## Task brief
Copy each line containing the word "value" from the records that follow, please.

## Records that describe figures
════════

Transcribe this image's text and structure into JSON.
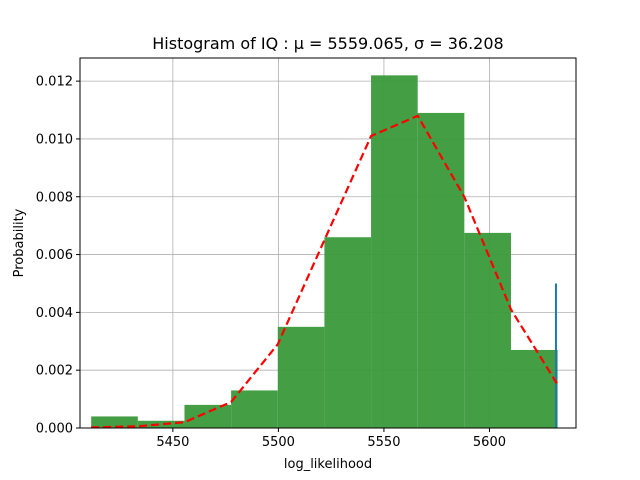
{
  "chart_data": {
    "type": "bar",
    "title": "Histogram of IQ :  μ = 5559.065,  σ = 36.208",
    "xlabel": "log_likelihood",
    "ylabel": "Probability",
    "xlim": [
      5406,
      5641
    ],
    "ylim": [
      0,
      0.0128
    ],
    "grid": true,
    "x_ticks": [
      5450,
      5500,
      5550,
      5600
    ],
    "y_ticks": [
      0.0,
      0.002,
      0.004,
      0.006,
      0.008,
      0.01,
      0.012
    ],
    "y_tick_labels": [
      "0.000",
      "0.002",
      "0.004",
      "0.006",
      "0.008",
      "0.010",
      "0.012"
    ],
    "bins": [
      {
        "x0": 5411.3,
        "x1": 5433.4,
        "value": 0.0004
      },
      {
        "x0": 5433.4,
        "x1": 5455.5,
        "value": 0.00025
      },
      {
        "x0": 5455.5,
        "x1": 5477.6,
        "value": 0.0008
      },
      {
        "x0": 5477.6,
        "x1": 5499.7,
        "value": 0.0013
      },
      {
        "x0": 5499.7,
        "x1": 5521.8,
        "value": 0.0035
      },
      {
        "x0": 5521.8,
        "x1": 5543.9,
        "value": 0.0066
      },
      {
        "x0": 5543.9,
        "x1": 5566.0,
        "value": 0.0122
      },
      {
        "x0": 5566.0,
        "x1": 5588.1,
        "value": 0.0109
      },
      {
        "x0": 5588.1,
        "x1": 5610.2,
        "value": 0.00675
      },
      {
        "x0": 5610.2,
        "x1": 5632.3,
        "value": 0.0027
      }
    ],
    "bar_color": "#3a9a3a",
    "fit_line": {
      "color": "#ff0000",
      "style": "dashed",
      "x": [
        5411.3,
        5433.4,
        5455.5,
        5477.6,
        5499.7,
        5521.8,
        5543.9,
        5566.0,
        5588.1,
        5610.2,
        5632.3
      ],
      "y": [
        2e-05,
        6e-05,
        0.0002,
        0.0009,
        0.0029,
        0.0065,
        0.0101,
        0.0108,
        0.008,
        0.0041,
        0.0015
      ]
    },
    "marker_line": {
      "x": 5631.5,
      "value": 0.005,
      "color": "#1f77b4"
    }
  }
}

════════

## Written solution
        "value": 0.0004
        "value": 0.00025
        "value": 0.0008
        "value": 0.0013
        "value": 0.0035
        "value": 0.0066
        "value": 0.0122
        "value": 0.0109
        "value": 0.00675
        "value": 0.0027
      "value": 0.005,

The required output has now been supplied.